**TO DO:** Check each line of the records for "background"; collect those that have it.

**AVAILABLE RECORDS:**
---
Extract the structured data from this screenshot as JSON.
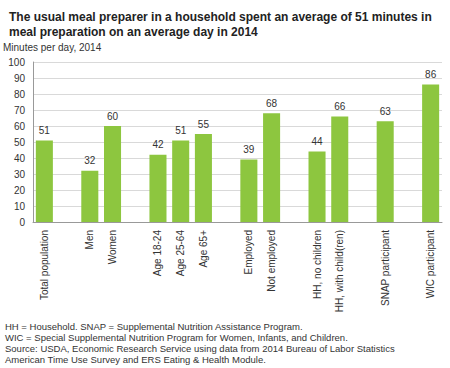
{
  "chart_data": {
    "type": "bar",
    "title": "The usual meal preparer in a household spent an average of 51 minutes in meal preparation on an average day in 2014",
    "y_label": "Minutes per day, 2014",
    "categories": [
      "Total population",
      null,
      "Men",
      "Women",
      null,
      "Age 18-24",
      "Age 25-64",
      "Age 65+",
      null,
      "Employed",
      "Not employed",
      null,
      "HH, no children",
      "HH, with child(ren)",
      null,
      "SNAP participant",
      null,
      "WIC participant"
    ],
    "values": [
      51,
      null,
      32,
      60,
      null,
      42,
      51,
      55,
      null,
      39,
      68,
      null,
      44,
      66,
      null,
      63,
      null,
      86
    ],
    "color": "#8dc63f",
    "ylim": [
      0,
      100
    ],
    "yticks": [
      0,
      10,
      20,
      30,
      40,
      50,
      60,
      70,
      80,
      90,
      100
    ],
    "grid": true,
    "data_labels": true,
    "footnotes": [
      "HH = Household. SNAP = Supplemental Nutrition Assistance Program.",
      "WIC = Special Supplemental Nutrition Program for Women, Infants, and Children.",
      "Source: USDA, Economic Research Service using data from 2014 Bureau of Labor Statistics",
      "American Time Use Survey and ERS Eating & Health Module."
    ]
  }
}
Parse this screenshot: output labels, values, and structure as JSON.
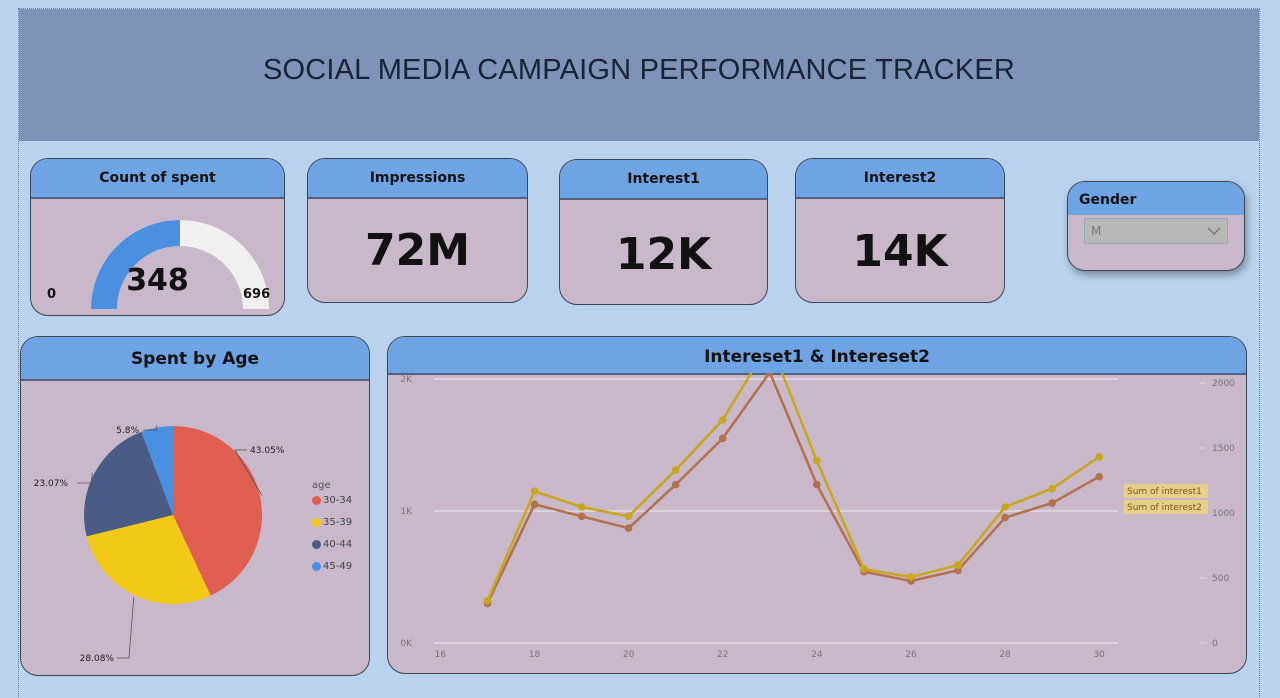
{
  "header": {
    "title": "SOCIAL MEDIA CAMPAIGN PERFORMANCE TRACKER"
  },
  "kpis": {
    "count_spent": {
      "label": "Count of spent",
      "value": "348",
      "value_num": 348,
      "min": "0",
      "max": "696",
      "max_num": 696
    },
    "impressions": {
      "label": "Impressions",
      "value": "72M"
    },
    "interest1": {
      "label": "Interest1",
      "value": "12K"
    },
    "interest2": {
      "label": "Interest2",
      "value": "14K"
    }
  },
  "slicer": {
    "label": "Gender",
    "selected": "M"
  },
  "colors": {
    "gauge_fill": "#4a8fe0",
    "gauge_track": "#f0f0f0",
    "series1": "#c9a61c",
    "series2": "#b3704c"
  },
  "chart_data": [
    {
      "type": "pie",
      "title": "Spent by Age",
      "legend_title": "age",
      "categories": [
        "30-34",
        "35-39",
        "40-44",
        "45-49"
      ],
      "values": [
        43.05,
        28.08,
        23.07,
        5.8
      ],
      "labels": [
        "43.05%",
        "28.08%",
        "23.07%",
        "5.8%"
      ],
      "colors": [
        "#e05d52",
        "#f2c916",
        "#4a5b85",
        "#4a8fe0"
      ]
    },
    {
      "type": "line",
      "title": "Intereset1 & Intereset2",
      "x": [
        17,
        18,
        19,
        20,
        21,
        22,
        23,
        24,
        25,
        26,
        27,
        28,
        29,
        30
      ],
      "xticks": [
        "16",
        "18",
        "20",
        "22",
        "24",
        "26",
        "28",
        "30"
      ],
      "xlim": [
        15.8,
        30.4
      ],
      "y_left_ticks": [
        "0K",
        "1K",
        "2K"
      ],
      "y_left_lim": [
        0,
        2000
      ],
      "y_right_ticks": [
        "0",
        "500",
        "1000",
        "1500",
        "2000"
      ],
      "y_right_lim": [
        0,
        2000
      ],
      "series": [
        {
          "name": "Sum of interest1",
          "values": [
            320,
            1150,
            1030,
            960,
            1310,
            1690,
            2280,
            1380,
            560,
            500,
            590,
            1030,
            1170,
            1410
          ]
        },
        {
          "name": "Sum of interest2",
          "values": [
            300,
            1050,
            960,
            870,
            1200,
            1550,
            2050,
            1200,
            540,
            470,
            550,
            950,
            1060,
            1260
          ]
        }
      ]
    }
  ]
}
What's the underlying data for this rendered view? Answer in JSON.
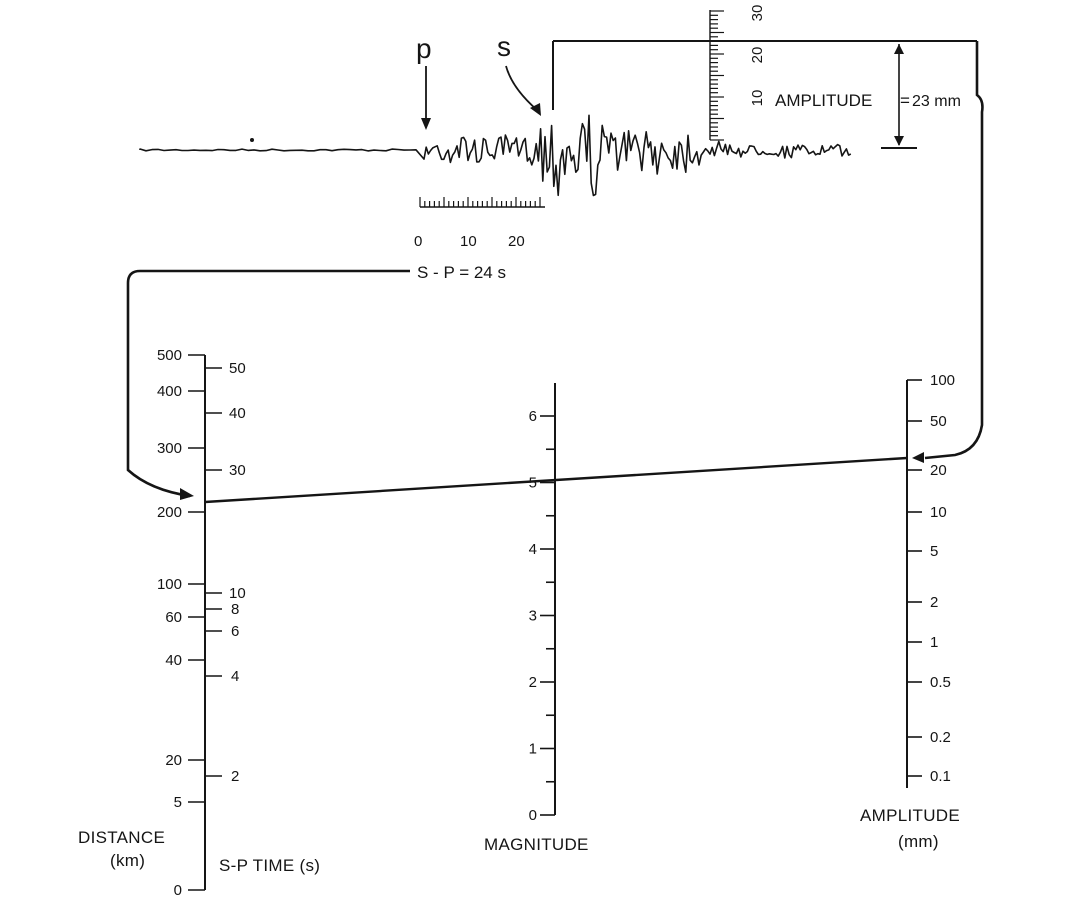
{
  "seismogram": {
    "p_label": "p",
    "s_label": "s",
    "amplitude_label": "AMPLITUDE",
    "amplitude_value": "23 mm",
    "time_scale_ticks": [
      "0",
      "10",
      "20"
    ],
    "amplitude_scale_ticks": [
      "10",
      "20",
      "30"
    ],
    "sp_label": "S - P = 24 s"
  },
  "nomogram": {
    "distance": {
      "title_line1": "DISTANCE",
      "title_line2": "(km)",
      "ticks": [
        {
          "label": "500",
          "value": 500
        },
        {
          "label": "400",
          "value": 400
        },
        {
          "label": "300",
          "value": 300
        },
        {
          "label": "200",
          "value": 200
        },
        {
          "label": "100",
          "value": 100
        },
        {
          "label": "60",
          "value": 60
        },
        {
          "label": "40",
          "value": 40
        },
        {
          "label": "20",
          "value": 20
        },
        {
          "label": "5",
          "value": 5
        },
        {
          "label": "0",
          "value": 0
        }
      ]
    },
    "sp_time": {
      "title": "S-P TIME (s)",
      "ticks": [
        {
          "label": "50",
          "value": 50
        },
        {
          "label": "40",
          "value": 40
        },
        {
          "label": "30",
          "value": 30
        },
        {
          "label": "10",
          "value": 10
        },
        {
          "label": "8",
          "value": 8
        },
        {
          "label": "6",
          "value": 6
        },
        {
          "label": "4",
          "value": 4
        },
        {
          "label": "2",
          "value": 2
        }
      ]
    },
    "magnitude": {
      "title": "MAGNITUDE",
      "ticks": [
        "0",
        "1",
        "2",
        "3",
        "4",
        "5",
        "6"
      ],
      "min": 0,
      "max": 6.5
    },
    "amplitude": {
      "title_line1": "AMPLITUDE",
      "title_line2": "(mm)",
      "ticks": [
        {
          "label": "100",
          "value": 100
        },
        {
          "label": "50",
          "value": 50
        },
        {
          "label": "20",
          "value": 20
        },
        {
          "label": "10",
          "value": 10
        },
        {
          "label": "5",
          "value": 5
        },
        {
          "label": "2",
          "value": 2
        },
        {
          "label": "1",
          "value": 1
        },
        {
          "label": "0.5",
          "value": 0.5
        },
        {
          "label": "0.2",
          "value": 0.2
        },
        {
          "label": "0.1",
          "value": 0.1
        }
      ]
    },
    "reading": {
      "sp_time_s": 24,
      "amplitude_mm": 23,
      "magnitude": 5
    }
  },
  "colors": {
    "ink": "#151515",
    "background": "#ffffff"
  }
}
---
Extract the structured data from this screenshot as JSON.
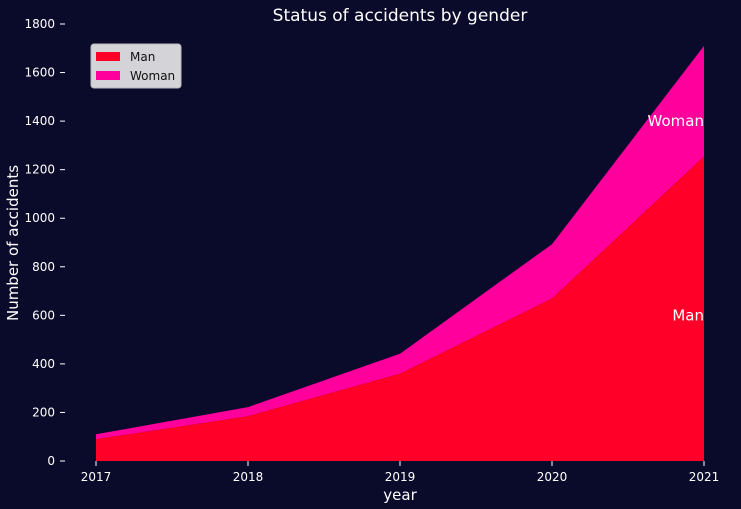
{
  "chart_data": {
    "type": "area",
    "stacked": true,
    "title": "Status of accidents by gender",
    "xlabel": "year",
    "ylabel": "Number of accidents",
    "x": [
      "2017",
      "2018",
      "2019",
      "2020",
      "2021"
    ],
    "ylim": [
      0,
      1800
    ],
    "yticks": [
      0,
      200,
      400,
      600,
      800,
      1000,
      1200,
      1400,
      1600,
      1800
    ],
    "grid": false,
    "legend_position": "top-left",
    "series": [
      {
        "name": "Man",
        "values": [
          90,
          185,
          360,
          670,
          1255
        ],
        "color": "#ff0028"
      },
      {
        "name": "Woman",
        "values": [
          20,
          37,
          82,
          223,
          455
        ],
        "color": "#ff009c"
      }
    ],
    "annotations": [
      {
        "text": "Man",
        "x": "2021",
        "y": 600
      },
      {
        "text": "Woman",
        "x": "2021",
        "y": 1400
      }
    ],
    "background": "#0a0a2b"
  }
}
---
**RESPONSE TO THIS TASK:**
    "background": "#ffffff"
    "background": "#0a0a2b"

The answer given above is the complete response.